— START OF RECORD LIST —

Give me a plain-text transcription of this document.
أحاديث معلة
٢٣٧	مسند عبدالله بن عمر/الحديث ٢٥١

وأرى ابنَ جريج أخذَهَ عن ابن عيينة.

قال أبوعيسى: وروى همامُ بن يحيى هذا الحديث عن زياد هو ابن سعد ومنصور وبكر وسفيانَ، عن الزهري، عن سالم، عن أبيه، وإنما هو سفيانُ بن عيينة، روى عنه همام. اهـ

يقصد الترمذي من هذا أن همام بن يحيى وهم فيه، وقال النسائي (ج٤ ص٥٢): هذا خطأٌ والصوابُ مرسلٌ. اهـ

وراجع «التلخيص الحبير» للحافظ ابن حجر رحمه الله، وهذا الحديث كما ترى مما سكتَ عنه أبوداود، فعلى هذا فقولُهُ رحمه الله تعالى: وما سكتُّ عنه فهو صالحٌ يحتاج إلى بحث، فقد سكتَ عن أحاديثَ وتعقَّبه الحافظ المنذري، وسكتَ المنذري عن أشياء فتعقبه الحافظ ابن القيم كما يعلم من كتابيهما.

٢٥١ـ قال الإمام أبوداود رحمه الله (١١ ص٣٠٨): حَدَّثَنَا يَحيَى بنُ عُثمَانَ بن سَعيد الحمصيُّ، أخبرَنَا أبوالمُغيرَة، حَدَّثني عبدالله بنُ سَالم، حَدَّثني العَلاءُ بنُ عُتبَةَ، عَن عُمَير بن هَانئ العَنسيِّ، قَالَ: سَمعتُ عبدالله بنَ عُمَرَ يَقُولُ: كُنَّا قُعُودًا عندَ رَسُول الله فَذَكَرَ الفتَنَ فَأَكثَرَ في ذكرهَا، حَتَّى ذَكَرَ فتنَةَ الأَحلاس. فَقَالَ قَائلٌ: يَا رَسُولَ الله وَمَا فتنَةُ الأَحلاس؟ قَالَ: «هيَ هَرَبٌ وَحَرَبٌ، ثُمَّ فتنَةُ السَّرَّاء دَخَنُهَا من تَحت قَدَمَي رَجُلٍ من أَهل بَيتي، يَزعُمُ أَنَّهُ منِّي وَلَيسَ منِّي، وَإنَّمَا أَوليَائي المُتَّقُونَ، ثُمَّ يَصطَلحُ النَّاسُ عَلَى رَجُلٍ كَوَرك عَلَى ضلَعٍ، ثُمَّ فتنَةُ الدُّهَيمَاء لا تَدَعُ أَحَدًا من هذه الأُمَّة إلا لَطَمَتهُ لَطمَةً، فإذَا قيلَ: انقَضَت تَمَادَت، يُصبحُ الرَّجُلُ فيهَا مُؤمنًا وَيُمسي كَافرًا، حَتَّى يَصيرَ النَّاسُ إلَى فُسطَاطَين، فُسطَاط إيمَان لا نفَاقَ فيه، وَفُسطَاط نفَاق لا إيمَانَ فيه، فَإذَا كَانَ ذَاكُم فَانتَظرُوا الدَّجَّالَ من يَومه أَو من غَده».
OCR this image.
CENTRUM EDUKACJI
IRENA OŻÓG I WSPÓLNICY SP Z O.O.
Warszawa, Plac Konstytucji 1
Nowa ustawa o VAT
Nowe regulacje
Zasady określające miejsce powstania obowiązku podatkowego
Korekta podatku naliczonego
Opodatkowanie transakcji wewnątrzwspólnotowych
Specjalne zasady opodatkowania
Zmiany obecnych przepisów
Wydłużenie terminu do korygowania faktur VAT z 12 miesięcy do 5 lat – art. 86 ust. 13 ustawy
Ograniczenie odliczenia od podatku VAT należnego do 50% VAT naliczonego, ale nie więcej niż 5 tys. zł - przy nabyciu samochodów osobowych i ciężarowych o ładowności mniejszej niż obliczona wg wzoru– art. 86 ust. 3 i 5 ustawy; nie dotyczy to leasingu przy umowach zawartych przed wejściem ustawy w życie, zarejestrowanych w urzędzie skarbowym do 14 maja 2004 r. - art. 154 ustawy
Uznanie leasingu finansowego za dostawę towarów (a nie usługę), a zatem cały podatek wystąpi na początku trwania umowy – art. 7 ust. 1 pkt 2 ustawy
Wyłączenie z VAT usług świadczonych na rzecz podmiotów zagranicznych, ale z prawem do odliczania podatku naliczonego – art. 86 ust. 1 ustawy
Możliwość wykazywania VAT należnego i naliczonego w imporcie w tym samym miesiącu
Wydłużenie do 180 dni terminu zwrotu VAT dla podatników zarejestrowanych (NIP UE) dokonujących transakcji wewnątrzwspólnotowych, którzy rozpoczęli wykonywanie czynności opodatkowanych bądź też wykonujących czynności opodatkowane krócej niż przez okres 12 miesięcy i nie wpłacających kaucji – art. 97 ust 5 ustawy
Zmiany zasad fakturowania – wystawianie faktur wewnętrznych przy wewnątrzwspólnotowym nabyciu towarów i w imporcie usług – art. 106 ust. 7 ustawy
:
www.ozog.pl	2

— END OF RECORD LIST —

## STATED GOAL
Transcribe each entry precisely, missing none.

## RESULT OF THIS TASK
Give me a plain-text transcription of this document.
أحاديث معلة
٢٣٧	مسند عبدالله بن عمر/الحديث ٢٥١

وأرى ابنَ جريج أخذَهَ عن ابن عيينة.

قال أبوعيسى: وروى همامُ بن يحيى هذا الحديث عن زياد هو ابن سعد ومنصور وبكر وسفيانَ، عن الزهري، عن سالم، عن أبيه، وإنما هو سفيانُ بن عيينة، روى عنه همام. اهـ

يقصد الترمذي من هذا أن همام بن يحيى وهم فيه، وقال النسائي (ج٤ ص٥٢): هذا خطأٌ والصوابُ مرسلٌ. اهـ

وراجع «التلخيص الحبير» للحافظ ابن حجر رحمه الله، وهذا الحديث كما ترى مما سكتَ عنه أبوداود، فعلى هذا فقولُهُ رحمه الله تعالى: وما سكتُّ عنه فهو صالحٌ يحتاج إلى بحث، فقد سكتَ عن أحاديثَ وتعقَّبه الحافظ المنذري، وسكتَ المنذري عن أشياء فتعقبه الحافظ ابن القيم كما يعلم من كتابيهما.

٢٥١ـ قال الإمام أبوداود رحمه الله (١١ ص٣٠٨): حَدَّثَنَا يَحيَى بنُ عُثمَانَ بن سَعيد الحمصيُّ، أخبرَنَا أبوالمُغيرَة، حَدَّثني عبدالله بنُ سَالم، حَدَّثني العَلاءُ بنُ عُتبَةَ، عَن عُمَير بن هَانئ العَنسيِّ، قَالَ: سَمعتُ عبدالله بنَ عُمَرَ يَقُولُ: كُنَّا قُعُودًا عندَ رَسُول الله فَذَكَرَ الفتَنَ فَأَكثَرَ في ذكرهَا، حَتَّى ذَكَرَ فتنَةَ الأَحلاس. فَقَالَ قَائلٌ: يَا رَسُولَ الله وَمَا فتنَةُ الأَحلاس؟ قَالَ: «هيَ هَرَبٌ وَحَرَبٌ، ثُمَّ فتنَةُ السَّرَّاء دَخَنُهَا من تَحت قَدَمَي رَجُلٍ من أَهل بَيتي، يَزعُمُ أَنَّهُ منِّي وَلَيسَ منِّي، وَإنَّمَا أَوليَائي المُتَّقُونَ، ثُمَّ يَصطَلحُ النَّاسُ عَلَى رَجُلٍ كَوَرك عَلَى ضلَعٍ، ثُمَّ فتنَةُ الدُّهَيمَاء لا تَدَعُ أَحَدًا من هذه الأُمَّة إلا لَطَمَتهُ لَطمَةً، فإذَا قيلَ: انقَضَت تَمَادَت، يُصبحُ الرَّجُلُ فيهَا مُؤمنًا وَيُمسي كَافرًا، حَتَّى يَصيرَ النَّاسُ إلَى فُسطَاطَين، فُسطَاط إيمَان لا نفَاقَ فيه، وَفُسطَاط نفَاق لا إيمَانَ فيه، فَإذَا كَانَ ذَاكُم فَانتَظرُوا الدَّجَّالَ من يَومه أَو من غَده».
OCR this image.
CENTRUM EDUKACJI
IRENA OŻÓG I WSPÓLNICY SP Z O.O.
Warszawa, Plac Konstytucji 1
Nowa ustawa o VAT
Nowe regulacje
Zasady określające miejsce powstania obowiązku podatkowego
Korekta podatku naliczonego
Opodatkowanie transakcji wewnątrzwspólnotowych
Specjalne zasady opodatkowania
Zmiany obecnych przepisów
Wydłużenie terminu do korygowania faktur VAT z 12 miesięcy do 5 lat – art. 86 ust. 13 ustawy
Ograniczenie odliczenia od podatku VAT należnego do 50% VAT naliczonego, ale nie więcej niż 5 tys. zł - przy nabyciu samochodów osobowych i ciężarowych o ładowności mniejszej niż obliczona wg wzoru– art. 86 ust. 3 i 5 ustawy; nie dotyczy to leasingu przy umowach zawartych przed wejściem ustawy w życie, zarejestrowanych w urzędzie skarbowym do 14 maja 2004 r. - art. 154 ustawy
Uznanie leasingu finansowego za dostawę towarów (a nie usługę), a zatem cały podatek wystąpi na początku trwania umowy – art. 7 ust. 1 pkt 2 ustawy
Wyłączenie z VAT usług świadczonych na rzecz podmiotów zagranicznych, ale z prawem do odliczania podatku naliczonego – art. 86 ust. 1 ustawy
Możliwość wykazywania VAT należnego i naliczonego w imporcie w tym samym miesiącu
Wydłużenie do 180 dni terminu zwrotu VAT dla podatników zarejestrowanych (NIP UE) dokonujących transakcji wewnątrzwspólnotowych, którzy rozpoczęli wykonywanie czynności opodatkowanych bądź też wykonujących czynności opodatkowane krócej niż przez okres 12 miesięcy i nie wpłacających kaucji – art. 97 ust 5 ustawy
Zmiany zasad fakturowania – wystawianie faktur wewnętrznych przy wewnątrzwspólnotowym nabyciu towarów i w imporcie usług – art. 106 ust. 7 ustawy
:
www.ozog.pl	2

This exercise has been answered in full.